----- GIVEN TEXT -----
Tuesday, 12 November 2013

Political Attacks on the Big 6: Have A Care

It takes a brave man to defend the unlovely Big 6 energy suppliers these days - or a Telegraph comment-writer mindful of advertising revenues.  We don't see that kind of dosh at C@W, but there's still a case to be stated.

Particularly when we read crap like this from Ed Davey, trying to elbow out Milibean from the driver's seat on the bandwagon.
"[people] look at the big suppliers and they see a reflection of the greed that consumed the banks. So this is a 'Fred the Shred' moment for the industry. You deliver an essential public service, so your industry must serve the public"
Where to start ?  Firstly, yes, the ability to buy reliable and safe gas and electricity supplies in the home is essential.  The 'natural monopoly' aspects of this have long since been analysed out to be just the pipes and wires, the costing and pricing of which are heavily regulated and always have been.  The supply and commodity aspects (along with ancillary services such as meter-reading) are not natural monopolies, and have been 'contested' - i.e. subject to competition - in the residential sector in this country since around 1995 (gas) and 1998 (electricity).  The last Labour government finally dropped all price controls around the turn of the century.

They also regulated every other aspect of residential supply very closely, imposing no end of social obligations (such as not disconnecting elderly non-payers).  Indeed, they and their Coalition successors have been layering on ever more social obligations and 'green' surcharges with every passing year, culminating in the 'electricity market reforms' and the Heath-Robinson Energy Bill now inching its disreputable way through Parliament.  Is this 'good' regulation?  No, generally speaking it is not - but it is a far cry from the 'hands-off', light-touch, non-regulation (or at least non-enforcement) that was the Blair / Brown / Balls policy for the banks in the run-up to the 2007 crisis.

Undermining the operation of a proper market in residential supplies still further was the shocking failure to prevent the revival of vertical integration by acquisition, again on Brown's watch.  We've discussed this at huge length in comments here before.  Suffice for now to say that permitting Powergen (latterly E.on) to become the vertically integrated behemoth it became, followed by RWE and most recently EDF**, was a capital error - and I do mean capital: lots of it. 

(The scotties - SSE and Scottish Power - were of course privatised as verticals, and have jealously maintained their integrated structures. I exempt Centrica from all this because they achieved their 75% integration organically, not by acquisition - a very different thing - and it was done defensively, against the declining wholesale market liquidity engendered by the others.)
----- RECORD LIST -----
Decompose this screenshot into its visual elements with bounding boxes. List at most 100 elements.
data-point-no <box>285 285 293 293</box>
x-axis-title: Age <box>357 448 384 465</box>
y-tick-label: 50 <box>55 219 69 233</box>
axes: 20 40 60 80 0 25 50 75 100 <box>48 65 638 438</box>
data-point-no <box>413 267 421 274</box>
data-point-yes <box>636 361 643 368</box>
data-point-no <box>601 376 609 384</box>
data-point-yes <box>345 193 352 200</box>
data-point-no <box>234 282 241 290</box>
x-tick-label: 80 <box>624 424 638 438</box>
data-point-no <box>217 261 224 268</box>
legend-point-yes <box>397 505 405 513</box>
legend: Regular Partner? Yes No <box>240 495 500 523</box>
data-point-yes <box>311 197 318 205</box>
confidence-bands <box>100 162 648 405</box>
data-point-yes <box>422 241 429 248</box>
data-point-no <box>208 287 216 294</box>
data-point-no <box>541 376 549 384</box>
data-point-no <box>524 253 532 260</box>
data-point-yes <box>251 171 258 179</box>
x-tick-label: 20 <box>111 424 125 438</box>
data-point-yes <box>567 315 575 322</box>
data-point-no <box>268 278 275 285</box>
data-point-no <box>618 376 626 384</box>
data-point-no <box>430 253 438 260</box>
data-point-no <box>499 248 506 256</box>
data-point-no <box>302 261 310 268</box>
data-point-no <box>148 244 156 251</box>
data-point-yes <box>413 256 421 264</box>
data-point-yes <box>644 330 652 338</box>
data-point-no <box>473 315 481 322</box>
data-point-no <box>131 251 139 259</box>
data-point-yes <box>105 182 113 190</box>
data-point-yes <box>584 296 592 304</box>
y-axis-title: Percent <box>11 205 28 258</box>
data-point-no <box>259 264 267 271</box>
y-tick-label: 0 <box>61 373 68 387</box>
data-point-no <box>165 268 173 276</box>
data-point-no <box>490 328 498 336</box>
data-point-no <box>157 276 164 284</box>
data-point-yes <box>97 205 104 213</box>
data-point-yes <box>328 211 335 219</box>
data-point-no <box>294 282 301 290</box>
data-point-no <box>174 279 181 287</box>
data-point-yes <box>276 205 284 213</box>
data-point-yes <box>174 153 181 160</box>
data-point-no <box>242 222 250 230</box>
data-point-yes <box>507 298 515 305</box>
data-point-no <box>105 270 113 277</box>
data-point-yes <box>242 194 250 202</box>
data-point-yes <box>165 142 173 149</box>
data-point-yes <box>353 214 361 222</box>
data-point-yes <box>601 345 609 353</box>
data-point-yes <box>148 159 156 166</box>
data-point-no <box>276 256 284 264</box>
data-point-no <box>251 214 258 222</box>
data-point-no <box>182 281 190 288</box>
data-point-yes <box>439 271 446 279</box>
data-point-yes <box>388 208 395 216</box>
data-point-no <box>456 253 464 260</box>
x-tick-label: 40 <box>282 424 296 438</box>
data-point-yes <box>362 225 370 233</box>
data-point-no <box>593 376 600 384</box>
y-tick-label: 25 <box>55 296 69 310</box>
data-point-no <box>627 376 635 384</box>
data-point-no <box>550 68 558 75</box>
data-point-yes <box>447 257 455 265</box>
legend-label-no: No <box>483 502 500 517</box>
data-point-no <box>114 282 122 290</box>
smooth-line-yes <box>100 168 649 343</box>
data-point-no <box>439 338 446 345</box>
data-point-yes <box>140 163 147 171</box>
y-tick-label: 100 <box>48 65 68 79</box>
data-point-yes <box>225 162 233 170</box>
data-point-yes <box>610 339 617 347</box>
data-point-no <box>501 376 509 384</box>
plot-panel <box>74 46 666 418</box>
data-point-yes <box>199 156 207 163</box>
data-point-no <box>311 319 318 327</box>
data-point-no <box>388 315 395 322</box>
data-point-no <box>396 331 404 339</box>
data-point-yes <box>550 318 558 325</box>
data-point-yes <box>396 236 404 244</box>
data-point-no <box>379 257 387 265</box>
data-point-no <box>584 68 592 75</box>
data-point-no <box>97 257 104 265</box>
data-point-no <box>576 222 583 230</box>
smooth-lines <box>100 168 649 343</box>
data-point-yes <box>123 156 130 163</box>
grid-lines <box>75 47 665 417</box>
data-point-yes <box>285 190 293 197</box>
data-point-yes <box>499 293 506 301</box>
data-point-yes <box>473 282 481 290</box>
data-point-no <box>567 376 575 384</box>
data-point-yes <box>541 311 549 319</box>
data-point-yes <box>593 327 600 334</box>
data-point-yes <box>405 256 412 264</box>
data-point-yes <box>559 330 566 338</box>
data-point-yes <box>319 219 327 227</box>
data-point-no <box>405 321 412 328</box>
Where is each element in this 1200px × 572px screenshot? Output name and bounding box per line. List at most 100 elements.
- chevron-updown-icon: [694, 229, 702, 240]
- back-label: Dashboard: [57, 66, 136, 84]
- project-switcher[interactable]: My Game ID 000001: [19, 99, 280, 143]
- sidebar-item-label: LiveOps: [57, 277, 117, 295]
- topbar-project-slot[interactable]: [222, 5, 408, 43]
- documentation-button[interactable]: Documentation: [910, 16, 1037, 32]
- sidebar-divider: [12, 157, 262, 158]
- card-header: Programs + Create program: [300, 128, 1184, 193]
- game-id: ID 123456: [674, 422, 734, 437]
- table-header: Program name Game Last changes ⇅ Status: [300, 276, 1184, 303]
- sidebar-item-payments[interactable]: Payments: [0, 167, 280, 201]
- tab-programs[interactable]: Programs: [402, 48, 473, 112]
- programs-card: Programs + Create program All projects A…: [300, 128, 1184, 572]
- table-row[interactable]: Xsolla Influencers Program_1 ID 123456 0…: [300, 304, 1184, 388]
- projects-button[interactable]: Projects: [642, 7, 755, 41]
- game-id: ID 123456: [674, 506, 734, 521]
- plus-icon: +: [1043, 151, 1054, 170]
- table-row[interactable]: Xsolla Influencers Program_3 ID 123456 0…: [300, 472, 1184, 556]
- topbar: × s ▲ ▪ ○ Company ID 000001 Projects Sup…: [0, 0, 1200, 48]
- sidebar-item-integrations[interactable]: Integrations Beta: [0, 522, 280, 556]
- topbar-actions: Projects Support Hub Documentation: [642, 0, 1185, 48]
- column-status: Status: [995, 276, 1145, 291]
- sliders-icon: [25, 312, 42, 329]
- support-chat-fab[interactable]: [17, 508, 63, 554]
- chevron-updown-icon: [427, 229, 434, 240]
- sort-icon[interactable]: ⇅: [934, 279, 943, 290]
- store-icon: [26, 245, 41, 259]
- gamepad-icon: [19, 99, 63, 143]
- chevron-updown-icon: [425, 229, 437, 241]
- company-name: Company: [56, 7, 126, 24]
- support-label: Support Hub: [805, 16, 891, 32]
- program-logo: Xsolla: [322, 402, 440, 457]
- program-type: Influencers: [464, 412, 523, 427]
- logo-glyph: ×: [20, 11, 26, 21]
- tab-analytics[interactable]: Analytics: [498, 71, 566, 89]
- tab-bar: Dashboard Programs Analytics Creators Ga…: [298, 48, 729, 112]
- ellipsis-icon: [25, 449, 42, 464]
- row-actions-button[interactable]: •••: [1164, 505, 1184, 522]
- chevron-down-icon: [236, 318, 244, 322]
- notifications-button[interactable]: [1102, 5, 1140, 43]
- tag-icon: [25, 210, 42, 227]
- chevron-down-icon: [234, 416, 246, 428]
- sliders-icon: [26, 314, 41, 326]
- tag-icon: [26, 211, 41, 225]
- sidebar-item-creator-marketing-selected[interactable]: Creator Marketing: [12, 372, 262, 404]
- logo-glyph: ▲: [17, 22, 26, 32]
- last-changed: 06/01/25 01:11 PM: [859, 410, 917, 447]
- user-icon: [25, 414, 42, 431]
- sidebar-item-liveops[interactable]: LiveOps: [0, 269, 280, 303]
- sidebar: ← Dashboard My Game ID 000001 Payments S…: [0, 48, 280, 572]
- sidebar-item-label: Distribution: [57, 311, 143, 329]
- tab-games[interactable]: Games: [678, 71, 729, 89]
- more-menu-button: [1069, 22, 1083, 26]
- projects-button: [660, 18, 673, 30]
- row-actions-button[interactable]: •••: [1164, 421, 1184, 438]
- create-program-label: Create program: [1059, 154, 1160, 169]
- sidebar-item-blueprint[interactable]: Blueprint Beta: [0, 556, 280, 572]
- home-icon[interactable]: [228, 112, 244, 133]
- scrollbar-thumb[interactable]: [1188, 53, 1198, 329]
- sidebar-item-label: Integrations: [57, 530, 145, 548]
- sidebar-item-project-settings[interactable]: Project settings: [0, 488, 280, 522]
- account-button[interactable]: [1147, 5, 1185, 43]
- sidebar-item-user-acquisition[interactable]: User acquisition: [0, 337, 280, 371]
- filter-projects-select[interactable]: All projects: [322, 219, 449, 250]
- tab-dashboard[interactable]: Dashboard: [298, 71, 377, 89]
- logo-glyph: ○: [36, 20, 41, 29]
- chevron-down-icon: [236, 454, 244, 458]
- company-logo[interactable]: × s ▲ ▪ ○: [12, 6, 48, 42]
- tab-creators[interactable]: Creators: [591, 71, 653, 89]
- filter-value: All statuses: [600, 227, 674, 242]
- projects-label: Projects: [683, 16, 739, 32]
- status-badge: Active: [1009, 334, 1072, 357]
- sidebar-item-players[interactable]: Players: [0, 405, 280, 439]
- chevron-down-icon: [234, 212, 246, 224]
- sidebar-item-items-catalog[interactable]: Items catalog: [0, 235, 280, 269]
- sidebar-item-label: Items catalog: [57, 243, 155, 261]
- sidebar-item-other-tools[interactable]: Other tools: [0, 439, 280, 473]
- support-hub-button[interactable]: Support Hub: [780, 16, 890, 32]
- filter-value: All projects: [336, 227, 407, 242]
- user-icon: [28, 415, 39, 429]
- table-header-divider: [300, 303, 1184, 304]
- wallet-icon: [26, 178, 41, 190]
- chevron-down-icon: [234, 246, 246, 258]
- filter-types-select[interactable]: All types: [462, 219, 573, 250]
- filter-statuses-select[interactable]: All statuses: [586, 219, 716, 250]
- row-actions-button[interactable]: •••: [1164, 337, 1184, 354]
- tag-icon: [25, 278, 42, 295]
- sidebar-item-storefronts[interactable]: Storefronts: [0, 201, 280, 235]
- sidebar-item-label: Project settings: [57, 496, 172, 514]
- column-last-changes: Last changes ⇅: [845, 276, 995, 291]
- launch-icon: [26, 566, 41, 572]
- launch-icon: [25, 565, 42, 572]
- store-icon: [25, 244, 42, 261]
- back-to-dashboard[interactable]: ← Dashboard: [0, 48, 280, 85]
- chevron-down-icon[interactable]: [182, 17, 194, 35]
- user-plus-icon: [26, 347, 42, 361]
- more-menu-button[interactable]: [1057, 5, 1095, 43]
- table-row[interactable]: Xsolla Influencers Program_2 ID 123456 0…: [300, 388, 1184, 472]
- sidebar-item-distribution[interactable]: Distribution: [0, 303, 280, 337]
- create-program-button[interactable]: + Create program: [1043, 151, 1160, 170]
-----
- **WHAT IS ASKED**: Name every energy company mentioned in the blog post on the Big 6, counting Powergen and E.on as one company.

- **THE OUTPUT**:
- Powergen (latterly E.on)
- RWE
- EDF
- SSE
- Scottish Power
- Centrica